Here’s how those predictions look, including an 11pc peak in a downside scenario in which a third wave lands next winter:
Full report: Borrowing to hit £863bn over five years
My colleague Tim Wallace has a full report on the OBR’s findings. He writes:
Rishi Sunak is only at the start of a record borrowing binge as the Office for Budget Responsibility predicted the Chancellor will run up a deficit of almost £400bn this year.
Borrowing will slow from £394bn this year to £164bn in 2021/22 – still bigger than the peak deficit in the financial crisis – before dropping to around £100bn per year for the remaining three years of the forecast.
The bumper debt of more than £860bn will be so long lasting in part because the pandemic has dealt a long-term blow to the economy.
OBR: Key scenarios
Here are the OBR’s three key scenarios for the UK’s economic trajectory, including the warning that the UK could miss budget balance and net investment targets in the worst-case (downside) scenario – “in which lockdown has to be extended, vaccines prove ineffective in keeping the virus in check, and a more substantial and lasting economic adjustment is required.
OBR: No-deal Brexit would immediately take 2pc off GDP
The fiscal watchdog says its baseline assumption is that a no-deal Brexit would reduce UK GDP by 2pc in 2021, with the short-term impact attributed to “various temporary disruptions to cross-border trade” that would be resolved as the year passes. It added:
However, the longer-term hit to productivity builds slowly to leave output around 1.5pc lower than our central forecast after five years. This would continue to build beyond the forecast horizon to reach 2 per cent in steady state.
In such an event, the unemployment rate would hit 8.3pc next year, and the UK economy wouldn’t return to pre-virus size until the third-quarter of 2023, it added.

*GIVEN DATA*
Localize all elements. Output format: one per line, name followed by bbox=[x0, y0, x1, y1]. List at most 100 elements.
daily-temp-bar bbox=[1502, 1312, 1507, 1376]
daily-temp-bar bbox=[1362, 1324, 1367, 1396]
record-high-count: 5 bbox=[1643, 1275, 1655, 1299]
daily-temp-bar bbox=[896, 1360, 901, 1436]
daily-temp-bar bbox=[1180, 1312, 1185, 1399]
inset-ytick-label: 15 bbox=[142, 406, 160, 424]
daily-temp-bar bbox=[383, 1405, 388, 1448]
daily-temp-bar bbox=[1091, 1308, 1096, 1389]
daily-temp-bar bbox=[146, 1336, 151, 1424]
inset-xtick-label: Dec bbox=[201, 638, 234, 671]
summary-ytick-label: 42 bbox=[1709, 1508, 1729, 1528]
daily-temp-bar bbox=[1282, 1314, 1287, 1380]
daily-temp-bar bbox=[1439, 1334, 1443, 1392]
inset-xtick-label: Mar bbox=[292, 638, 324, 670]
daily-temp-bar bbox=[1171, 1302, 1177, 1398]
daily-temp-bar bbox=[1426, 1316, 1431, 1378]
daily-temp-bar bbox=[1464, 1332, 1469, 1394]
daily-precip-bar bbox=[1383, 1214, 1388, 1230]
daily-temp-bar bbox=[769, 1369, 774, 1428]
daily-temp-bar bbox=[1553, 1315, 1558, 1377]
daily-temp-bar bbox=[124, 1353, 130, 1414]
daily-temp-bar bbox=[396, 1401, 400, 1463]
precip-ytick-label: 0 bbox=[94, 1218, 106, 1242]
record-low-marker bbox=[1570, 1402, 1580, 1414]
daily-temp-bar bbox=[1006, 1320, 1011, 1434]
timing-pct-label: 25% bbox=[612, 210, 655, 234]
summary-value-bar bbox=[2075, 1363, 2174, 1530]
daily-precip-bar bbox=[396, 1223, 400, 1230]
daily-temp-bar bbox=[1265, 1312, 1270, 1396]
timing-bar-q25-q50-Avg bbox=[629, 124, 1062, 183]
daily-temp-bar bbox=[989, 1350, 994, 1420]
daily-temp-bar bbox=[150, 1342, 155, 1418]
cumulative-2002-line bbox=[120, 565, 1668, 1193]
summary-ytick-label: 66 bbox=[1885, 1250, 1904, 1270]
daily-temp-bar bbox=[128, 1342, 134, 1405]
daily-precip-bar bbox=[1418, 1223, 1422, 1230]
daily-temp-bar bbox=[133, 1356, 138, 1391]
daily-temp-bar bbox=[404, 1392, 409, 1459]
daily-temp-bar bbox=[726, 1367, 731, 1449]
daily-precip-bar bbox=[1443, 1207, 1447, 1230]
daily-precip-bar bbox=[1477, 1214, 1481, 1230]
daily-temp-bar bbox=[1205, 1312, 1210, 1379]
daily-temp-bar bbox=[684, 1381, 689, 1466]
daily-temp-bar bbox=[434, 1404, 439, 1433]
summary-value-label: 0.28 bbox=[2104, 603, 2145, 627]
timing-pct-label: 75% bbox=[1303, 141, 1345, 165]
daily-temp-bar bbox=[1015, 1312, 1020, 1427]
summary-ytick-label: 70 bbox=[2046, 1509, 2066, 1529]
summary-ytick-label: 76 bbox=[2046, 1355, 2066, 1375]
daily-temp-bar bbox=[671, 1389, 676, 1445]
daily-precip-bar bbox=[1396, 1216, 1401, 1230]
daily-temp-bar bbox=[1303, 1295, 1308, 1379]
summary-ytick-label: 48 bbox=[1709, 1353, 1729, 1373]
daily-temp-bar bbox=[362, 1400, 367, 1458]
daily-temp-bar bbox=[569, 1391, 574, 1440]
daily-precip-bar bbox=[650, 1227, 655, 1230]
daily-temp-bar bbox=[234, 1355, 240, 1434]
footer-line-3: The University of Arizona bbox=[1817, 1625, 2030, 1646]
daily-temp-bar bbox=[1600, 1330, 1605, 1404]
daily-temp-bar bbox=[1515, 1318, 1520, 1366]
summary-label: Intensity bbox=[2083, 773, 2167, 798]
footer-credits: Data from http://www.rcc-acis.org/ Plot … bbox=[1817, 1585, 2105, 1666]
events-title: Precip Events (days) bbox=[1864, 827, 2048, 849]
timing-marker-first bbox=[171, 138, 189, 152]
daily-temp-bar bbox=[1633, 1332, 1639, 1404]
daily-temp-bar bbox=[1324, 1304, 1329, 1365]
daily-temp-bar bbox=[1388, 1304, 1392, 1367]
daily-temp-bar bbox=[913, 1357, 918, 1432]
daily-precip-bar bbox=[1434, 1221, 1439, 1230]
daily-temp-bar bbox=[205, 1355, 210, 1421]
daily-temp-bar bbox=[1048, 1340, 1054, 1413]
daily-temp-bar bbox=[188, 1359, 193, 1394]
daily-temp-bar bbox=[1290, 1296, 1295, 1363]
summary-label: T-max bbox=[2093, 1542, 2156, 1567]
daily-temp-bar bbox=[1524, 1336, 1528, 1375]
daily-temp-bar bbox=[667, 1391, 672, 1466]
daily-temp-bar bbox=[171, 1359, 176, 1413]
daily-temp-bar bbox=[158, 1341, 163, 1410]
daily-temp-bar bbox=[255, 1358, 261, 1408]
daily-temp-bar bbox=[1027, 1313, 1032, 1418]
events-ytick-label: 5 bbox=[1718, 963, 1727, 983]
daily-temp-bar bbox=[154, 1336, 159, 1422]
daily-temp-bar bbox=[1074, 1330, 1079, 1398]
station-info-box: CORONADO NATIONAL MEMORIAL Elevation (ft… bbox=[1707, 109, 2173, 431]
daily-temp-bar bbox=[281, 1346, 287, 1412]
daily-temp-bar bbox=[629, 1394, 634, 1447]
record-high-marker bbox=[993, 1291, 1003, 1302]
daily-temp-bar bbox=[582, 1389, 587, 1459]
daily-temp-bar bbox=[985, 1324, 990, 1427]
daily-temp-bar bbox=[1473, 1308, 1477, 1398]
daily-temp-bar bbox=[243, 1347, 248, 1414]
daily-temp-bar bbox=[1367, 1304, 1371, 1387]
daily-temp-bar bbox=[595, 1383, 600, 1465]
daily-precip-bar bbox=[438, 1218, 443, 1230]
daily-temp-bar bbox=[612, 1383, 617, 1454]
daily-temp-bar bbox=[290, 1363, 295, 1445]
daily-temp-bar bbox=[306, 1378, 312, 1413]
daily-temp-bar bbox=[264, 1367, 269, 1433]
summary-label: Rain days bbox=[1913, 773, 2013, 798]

*WORK TO COMPLETE*
List, in order of appearance, every amount in pounds sterling that the passage on the OBR's borrowing forecasts mentions.

*RESPONSE BELOW*
- £863bn
- almost £400bn
- £394bn
- £164bn
- around £100bn
- more than £860bn